The problem: Transcribe precisely those lines of the listing that fall between the line containing "Convert this document image to plain text." and the last line, inclusive of both.

-*-*-

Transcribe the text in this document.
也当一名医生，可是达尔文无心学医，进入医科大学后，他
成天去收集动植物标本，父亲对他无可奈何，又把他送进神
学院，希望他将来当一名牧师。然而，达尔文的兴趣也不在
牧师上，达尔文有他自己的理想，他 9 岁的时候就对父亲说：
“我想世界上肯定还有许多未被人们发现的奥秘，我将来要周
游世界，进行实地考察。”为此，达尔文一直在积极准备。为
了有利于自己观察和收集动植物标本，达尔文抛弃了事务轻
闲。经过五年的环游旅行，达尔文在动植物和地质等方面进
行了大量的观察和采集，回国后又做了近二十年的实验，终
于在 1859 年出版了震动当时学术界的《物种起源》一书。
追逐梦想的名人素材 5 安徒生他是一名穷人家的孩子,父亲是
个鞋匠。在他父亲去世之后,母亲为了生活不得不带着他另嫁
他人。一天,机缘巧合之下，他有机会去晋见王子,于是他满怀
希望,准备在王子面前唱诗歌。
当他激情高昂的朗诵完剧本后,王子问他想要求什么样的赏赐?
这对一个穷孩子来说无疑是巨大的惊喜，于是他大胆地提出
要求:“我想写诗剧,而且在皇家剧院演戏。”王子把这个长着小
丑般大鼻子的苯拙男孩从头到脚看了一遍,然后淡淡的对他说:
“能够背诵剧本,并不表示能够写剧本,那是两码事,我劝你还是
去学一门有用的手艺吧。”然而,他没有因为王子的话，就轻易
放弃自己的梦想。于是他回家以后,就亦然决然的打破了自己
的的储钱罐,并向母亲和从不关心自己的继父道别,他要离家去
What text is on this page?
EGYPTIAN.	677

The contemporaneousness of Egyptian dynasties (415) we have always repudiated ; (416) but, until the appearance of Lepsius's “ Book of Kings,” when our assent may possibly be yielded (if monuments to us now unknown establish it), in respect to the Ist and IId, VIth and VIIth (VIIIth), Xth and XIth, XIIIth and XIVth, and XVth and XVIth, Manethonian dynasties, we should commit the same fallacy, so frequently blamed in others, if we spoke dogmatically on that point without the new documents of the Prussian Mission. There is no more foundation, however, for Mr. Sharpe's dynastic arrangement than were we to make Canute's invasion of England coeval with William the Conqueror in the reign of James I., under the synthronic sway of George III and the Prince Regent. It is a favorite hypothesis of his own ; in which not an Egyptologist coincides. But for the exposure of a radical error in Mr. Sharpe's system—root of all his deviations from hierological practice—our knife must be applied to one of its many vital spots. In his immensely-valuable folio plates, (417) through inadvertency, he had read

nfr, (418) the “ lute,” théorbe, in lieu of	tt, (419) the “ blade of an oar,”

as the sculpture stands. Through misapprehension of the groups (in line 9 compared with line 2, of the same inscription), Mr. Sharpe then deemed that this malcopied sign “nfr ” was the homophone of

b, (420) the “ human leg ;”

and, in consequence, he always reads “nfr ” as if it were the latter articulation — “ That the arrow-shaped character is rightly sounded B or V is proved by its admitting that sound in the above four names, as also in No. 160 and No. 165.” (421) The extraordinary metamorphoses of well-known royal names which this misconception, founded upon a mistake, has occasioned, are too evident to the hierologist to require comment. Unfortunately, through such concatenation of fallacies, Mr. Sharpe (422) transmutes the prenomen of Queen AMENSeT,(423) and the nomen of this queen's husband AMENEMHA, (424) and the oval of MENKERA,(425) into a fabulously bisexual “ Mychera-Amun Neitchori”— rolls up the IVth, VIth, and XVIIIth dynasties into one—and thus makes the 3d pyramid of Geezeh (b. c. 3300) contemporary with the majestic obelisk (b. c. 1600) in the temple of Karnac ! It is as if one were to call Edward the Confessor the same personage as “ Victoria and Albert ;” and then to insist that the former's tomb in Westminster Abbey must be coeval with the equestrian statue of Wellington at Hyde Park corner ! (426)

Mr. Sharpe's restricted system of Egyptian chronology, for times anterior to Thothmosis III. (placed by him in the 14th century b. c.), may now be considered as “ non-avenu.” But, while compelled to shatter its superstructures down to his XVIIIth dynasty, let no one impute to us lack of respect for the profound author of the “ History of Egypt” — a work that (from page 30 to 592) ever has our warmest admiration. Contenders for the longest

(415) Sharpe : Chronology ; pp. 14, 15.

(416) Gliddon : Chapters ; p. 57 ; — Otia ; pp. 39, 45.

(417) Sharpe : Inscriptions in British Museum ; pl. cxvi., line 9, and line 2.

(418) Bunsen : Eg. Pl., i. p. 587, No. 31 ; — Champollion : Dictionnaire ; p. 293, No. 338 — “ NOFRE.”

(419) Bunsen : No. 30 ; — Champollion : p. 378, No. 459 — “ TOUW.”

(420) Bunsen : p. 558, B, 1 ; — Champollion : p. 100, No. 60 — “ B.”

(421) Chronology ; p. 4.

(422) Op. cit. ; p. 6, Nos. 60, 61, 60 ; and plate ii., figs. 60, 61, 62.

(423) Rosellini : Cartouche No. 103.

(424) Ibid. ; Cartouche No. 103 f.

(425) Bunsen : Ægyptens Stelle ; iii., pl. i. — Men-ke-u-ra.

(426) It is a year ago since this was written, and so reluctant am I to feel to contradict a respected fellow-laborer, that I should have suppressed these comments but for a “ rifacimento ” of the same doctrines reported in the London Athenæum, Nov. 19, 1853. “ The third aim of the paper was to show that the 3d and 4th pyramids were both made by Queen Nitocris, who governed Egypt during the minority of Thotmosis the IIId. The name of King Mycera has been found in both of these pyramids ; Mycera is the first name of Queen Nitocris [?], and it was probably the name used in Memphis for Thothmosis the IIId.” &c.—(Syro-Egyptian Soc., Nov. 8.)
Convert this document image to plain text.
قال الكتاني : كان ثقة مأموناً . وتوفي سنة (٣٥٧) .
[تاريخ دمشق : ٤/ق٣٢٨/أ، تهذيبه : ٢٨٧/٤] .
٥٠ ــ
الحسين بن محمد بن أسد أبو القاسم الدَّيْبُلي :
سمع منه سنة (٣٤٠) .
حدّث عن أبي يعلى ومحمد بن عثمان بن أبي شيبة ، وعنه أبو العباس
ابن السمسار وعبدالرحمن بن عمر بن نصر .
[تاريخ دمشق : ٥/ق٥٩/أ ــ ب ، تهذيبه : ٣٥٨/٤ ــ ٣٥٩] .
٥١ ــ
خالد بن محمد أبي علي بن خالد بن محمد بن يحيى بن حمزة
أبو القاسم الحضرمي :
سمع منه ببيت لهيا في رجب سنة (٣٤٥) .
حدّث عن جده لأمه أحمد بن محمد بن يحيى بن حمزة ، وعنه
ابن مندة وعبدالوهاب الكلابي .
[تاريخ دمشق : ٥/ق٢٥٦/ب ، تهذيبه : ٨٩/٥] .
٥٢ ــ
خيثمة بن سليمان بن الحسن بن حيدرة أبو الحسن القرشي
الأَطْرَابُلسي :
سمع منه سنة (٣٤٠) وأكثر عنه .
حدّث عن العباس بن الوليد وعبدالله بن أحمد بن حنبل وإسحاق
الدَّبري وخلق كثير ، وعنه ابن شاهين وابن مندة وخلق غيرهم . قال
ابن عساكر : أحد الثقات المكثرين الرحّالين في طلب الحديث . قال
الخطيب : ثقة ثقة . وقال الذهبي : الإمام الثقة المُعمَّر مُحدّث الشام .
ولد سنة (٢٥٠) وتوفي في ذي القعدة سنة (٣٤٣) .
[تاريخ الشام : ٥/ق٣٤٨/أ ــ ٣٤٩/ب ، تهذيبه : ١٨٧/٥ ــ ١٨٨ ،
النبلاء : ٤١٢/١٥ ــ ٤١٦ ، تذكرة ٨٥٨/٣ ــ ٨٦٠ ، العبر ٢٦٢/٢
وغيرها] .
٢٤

-*-*-

Solution to this problem:
Convert this document image to plain text.
قال الكتاني : كان ثقة مأموناً . وتوفي سنة (٣٥٧) .
[تاريخ دمشق : ٤/ق٣٢٨/أ، تهذيبه : ٢٨٧/٤] .
٥٠ ــ
الحسين بن محمد بن أسد أبو القاسم الدَّيْبُلي :
سمع منه سنة (٣٤٠) .
حدّث عن أبي يعلى ومحمد بن عثمان بن أبي شيبة ، وعنه أبو العباس
ابن السمسار وعبدالرحمن بن عمر بن نصر .
[تاريخ دمشق : ٥/ق٥٩/أ ــ ب ، تهذيبه : ٣٥٨/٤ ــ ٣٥٩] .
٥١ ــ
خالد بن محمد أبي علي بن خالد بن محمد بن يحيى بن حمزة
أبو القاسم الحضرمي :
سمع منه ببيت لهيا في رجب سنة (٣٤٥) .
حدّث عن جده لأمه أحمد بن محمد بن يحيى بن حمزة ، وعنه
ابن مندة وعبدالوهاب الكلابي .
[تاريخ دمشق : ٥/ق٢٥٦/ب ، تهذيبه : ٨٩/٥] .
٥٢ ــ
خيثمة بن سليمان بن الحسن بن حيدرة أبو الحسن القرشي
الأَطْرَابُلسي :
سمع منه سنة (٣٤٠) وأكثر عنه .
حدّث عن العباس بن الوليد وعبدالله بن أحمد بن حنبل وإسحاق
الدَّبري وخلق كثير ، وعنه ابن شاهين وابن مندة وخلق غيرهم . قال
ابن عساكر : أحد الثقات المكثرين الرحّالين في طلب الحديث . قال
الخطيب : ثقة ثقة . وقال الذهبي : الإمام الثقة المُعمَّر مُحدّث الشام .
ولد سنة (٢٥٠) وتوفي في ذي القعدة سنة (٣٤٣) .
[تاريخ الشام : ٥/ق٣٤٨/أ ــ ٣٤٩/ب ، تهذيبه : ١٨٧/٥ ــ ١٨٨ ،
النبلاء : ٤١٢/١٥ ــ ٤١٦ ، تذكرة ٨٥٨/٣ ــ ٨٦٠ ، العبر ٢٦٢/٢
وغيرها] .
٢٤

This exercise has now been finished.